Es steht ihnen nicht auf die Stirn geschrieben

In einer Partnerschaft mit einem chronisch kranken Menschen gibt es oft kleinere und grössere unausgesprochene Probleme oder Wünsche, die ganz einfach aus der Welt geschafft werden können. „Ihr Partner sieht Ihnen nicht an, wenn Sie einen besonders schweren Tag haben. ‚Bitte hilf mir!’ steht Ihnen nicht auf die Stirn geschrieben“, sagte Galfetti und doppelte nach: „Wenn Sie etwas brauchen, sprechen Sie darüber, möglichst schon bevor es nicht mehr anders geht.“ Weil es sehr schwierig ist, durch die „Brille“ des anderen zu sehen, ist es besonders wichtig, seine Bedürfnisse aktiv zu kommunizieren. Das gilt für den Patienten genau so wie für den Angehörigen. Aber selbst dann ist das Leben mit einer chronischen Krankheit kein Zuckerschlecken.

(Gespeicherte Dateneinträge)
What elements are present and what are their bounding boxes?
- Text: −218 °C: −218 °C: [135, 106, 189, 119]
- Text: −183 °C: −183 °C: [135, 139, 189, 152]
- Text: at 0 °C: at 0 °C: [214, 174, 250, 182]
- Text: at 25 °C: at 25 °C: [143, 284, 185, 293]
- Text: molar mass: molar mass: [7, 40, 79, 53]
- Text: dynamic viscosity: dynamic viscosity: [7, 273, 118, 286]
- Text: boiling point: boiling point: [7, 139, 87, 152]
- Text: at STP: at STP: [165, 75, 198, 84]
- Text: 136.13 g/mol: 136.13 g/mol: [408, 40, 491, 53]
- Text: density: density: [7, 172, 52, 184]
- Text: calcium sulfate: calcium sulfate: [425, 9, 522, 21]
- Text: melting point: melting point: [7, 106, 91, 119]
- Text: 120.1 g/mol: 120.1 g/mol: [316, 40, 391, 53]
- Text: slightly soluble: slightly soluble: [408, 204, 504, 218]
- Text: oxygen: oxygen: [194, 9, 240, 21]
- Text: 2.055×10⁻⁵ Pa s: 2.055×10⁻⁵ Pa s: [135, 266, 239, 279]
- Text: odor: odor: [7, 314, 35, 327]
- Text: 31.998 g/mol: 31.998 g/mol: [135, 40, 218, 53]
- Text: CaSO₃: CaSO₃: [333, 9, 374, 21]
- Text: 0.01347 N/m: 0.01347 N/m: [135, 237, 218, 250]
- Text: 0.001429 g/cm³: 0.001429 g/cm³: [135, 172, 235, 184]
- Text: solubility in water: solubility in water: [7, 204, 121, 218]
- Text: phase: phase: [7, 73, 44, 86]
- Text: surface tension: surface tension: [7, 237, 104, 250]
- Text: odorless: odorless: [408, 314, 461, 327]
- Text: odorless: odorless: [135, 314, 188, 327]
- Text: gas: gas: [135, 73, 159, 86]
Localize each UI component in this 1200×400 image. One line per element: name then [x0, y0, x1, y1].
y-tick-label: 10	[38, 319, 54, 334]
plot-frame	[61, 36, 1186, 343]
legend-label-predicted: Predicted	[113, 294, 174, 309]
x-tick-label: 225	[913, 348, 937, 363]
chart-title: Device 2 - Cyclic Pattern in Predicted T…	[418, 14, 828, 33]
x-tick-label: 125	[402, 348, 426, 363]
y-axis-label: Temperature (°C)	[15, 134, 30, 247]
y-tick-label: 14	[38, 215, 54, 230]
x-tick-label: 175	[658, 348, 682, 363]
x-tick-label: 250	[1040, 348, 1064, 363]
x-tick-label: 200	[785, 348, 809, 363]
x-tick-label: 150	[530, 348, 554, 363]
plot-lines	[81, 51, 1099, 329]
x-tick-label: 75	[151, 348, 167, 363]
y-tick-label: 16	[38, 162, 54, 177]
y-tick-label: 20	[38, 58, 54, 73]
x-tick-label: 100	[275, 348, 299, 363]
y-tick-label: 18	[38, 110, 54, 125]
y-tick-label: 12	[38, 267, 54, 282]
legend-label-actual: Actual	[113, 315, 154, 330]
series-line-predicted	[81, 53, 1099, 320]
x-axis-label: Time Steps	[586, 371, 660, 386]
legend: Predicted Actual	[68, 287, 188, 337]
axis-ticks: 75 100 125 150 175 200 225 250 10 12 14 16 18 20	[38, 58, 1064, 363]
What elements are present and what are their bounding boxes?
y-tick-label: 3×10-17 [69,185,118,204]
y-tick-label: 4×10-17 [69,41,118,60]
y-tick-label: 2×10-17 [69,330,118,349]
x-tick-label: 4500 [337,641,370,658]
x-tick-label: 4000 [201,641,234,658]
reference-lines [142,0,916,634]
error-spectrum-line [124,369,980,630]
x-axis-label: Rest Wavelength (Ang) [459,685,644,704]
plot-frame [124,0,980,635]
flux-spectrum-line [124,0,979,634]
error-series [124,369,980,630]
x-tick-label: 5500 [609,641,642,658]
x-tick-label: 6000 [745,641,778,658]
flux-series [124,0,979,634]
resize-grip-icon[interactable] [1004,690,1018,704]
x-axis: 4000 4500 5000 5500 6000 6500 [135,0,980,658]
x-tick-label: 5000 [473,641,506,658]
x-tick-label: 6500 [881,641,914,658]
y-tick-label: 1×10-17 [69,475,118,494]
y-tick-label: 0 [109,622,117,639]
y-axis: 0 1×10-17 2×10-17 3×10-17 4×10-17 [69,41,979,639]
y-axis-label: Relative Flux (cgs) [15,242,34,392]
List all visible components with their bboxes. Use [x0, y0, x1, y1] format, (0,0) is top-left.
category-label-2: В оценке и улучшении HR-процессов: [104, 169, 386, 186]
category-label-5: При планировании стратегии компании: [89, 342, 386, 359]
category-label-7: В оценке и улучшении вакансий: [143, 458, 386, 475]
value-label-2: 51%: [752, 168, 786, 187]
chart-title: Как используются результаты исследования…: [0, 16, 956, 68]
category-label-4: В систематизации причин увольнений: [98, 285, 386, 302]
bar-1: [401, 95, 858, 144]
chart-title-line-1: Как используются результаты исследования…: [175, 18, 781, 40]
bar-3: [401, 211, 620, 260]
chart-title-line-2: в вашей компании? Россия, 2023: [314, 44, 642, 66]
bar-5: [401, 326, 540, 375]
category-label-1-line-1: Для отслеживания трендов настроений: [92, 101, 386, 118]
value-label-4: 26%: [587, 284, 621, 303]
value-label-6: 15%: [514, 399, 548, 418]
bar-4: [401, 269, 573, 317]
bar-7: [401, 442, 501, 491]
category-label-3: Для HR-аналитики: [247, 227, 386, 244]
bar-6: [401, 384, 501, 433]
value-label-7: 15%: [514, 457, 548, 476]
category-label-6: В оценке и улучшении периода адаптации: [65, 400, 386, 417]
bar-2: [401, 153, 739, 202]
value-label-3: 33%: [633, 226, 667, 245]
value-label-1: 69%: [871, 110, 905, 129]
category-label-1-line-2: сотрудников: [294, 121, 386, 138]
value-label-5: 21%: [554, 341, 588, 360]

__AUFGABENSTELLUNG__: Für wen gilt laut dem Text über Partnerschaften mit chronisch kranken Menschen, dass man die eigenen Bedürfnisse aktiv kommunizieren sollte? Die Dateneinträge haben mit dem Text nichts zu tun.

__LÖSUNG__: Für den Patienten ebenso wie für den Angehörigen.